● Work instructions: Return the records word for word. Any pictures in them are not part of the copy.

Data entries:
┌──

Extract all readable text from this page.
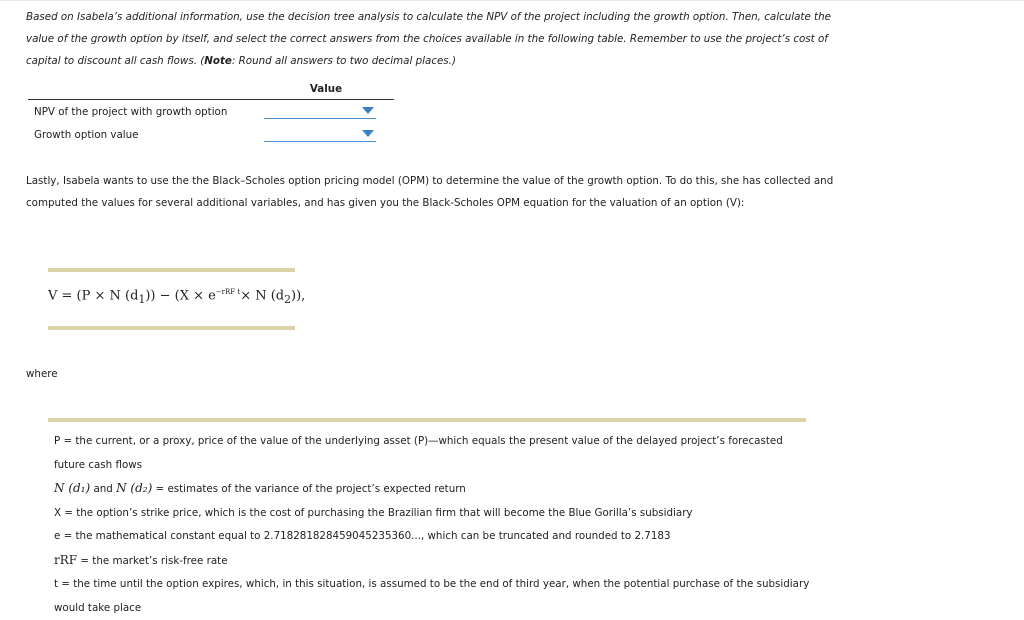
Based on Isabela’s additional information, use the decision tree analysis to calculate the NPV of the project including the growth option. Then, calculate the value of the growth option by itself, and select the correct answers from the choices available in the following table. Remember to use the project’s cost of capital to discount all cash flows. (Note: Round all answers to two decimal places.)
	Value
NPV of the project with growth option	

Growth option value	
Lastly, Isabela wants to use the the Black–Scholes option pricing model (OPM) to determine the value of the growth option. To do this, she has collected and computed the values for several additional variables, and has given you the Black-Scholes OPM equation for the valuation of an option (V):
V = (P × N $(d_1)) - (X \times e^{-rRF t}\times N$ $(d_2)$),
where
P = the current, or a proxy, price of the value of the underlying asset (P)—which equals the present value of the delayed project’s forecasted future cash flows
N (d₁) and N (d₂) = estimates of the variance of the project’s expected return
X = the option’s strike price, which is the cost of purchasing the Brazilian firm that will become the Blue Gorilla’s subsidiary
e = the mathematical constant equal to 2.718281828459045235360..., which can be truncated and rounded to 2.7183
rRF = the market’s risk-free rate
t = the time until the option expires, which, in this situation, is assumed to be the end of third year, when the potential purchase of the subsidiary would take place
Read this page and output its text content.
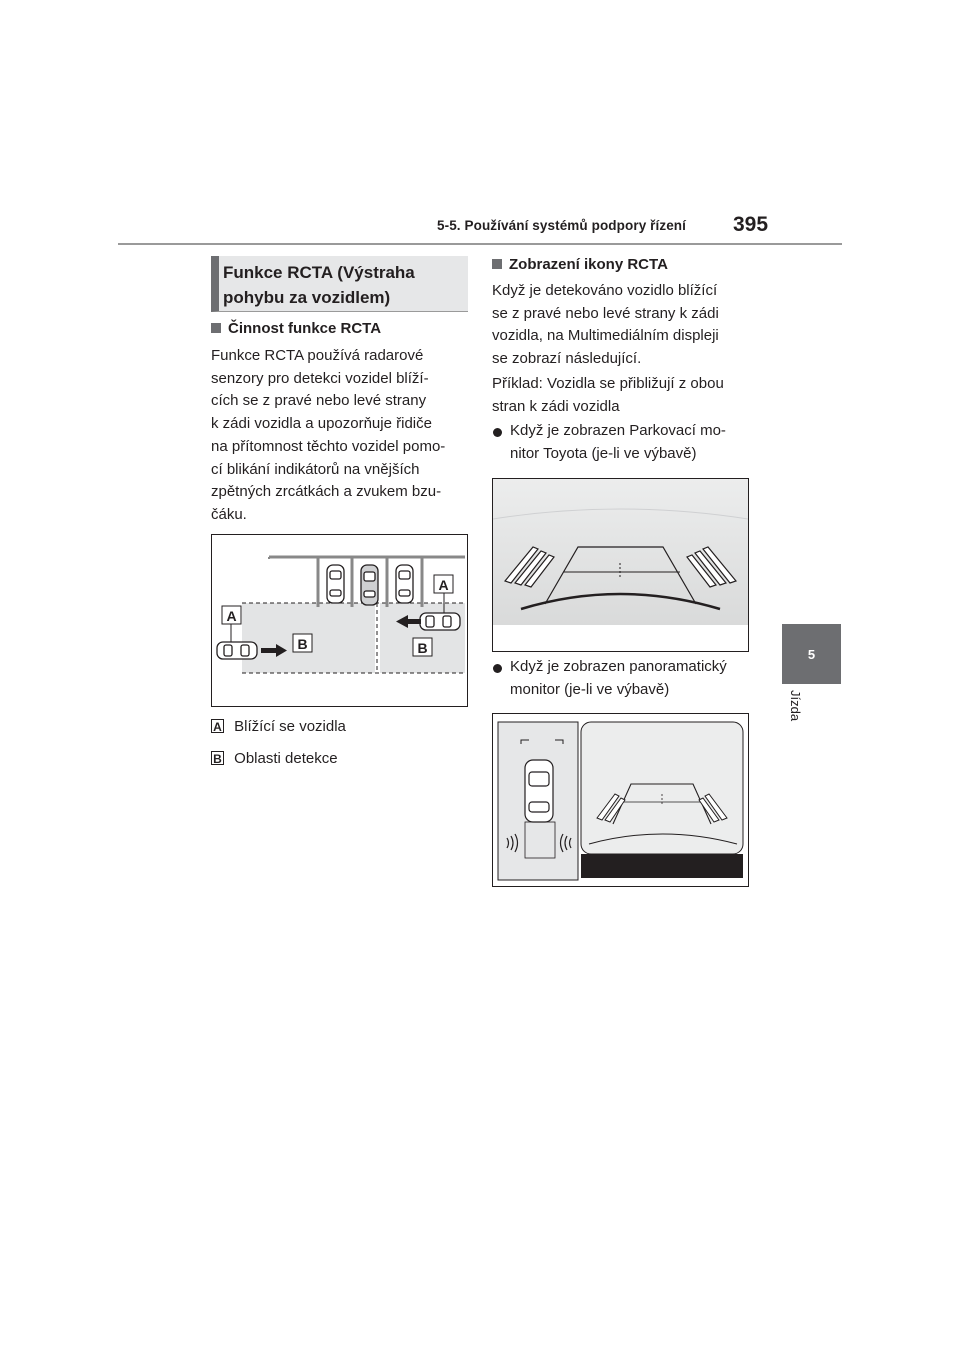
5-5. Používání systémů podpory řízení 395
5
Jízda
Funkce RCTA (Výstraha
pohybu za vozidlem)
Činnost funkce RCTA
Funkce RCTA používá radarové
senzory pro detekci vozidel blíží-
cích se z pravé nebo levé strany
k zádi vozidla a upozorňuje řidiče
na přítomnost těchto vozidel pomo-
cí blikání indikátorů na vnějších
zpětných zrcátkách a zvukem bzu-
čáku.
A
A
B	B
A Blížící se vozidla
B Oblasti detekce
Zobrazení ikony RCTA
Když je detekováno vozidlo blížící
se z pravé nebo levé strany k zádi
vozidla, na Multimediálním displeji
se zobrazí následující.
Příklad: Vozidla se přibližují z obou
stran k zádi vozidla
Když je zobrazen Parkovací mo-
nitor Toyota (je-li ve výbavě)
Když je zobrazen panoramatický
monitor (je-li ve výbavě)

└──

● Answer to this task:
Extract all readable text from this page.
Based on Isabela’s additional information, use the decision tree analysis to calculate the NPV of the project including the growth option. Then, calculate the value of the growth option by itself, and select the correct answers from the choices available in the following table. Remember to use the project’s cost of capital to discount all cash flows. (Note: Round all answers to two decimal places.)
	Value
NPV of the project with growth option	

Growth option value	
Lastly, Isabela wants to use the the Black–Scholes option pricing model (OPM) to determine the value of the growth option. To do this, she has collected and computed the values for several additional variables, and has given you the Black-Scholes OPM equation for the valuation of an option (V):
V = (P × N $(d_1)) - (X \times e^{-rRF t}\times N$ $(d_2)$),
where
P = the current, or a proxy, price of the value of the underlying asset (P)—which equals the present value of the delayed project’s forecasted future cash flows
N (d₁) and N (d₂) = estimates of the variance of the project’s expected return
X = the option’s strike price, which is the cost of purchasing the Brazilian firm that will become the Blue Gorilla’s subsidiary
e = the mathematical constant equal to 2.718281828459045235360..., which can be truncated and rounded to 2.7183
rRF = the market’s risk-free rate
t = the time until the option expires, which, in this situation, is assumed to be the end of third year, when the potential purchase of the subsidiary would take place
Read this page and output its text content.
5-5. Používání systémů podpory řízení 395
5
Jízda
Funkce RCTA (Výstraha
pohybu za vozidlem)
Činnost funkce RCTA
Funkce RCTA používá radarové
senzory pro detekci vozidel blíží-
cích se z pravé nebo levé strany
k zádi vozidla a upozorňuje řidiče
na přítomnost těchto vozidel pomo-
cí blikání indikátorů na vnějších
zpětných zrcátkách a zvukem bzu-
čáku.
A
A
B	B
A Blížící se vozidla
B Oblasti detekce
Zobrazení ikony RCTA
Když je detekováno vozidlo blížící
se z pravé nebo levé strany k zádi
vozidla, na Multimediálním displeji
se zobrazí následující.
Příklad: Vozidla se přibližují z obou
stran k zádi vozidla
Když je zobrazen Parkovací mo-
nitor Toyota (je-li ve výbavě)
Když je zobrazen panoramatický
monitor (je-li ve výbavě)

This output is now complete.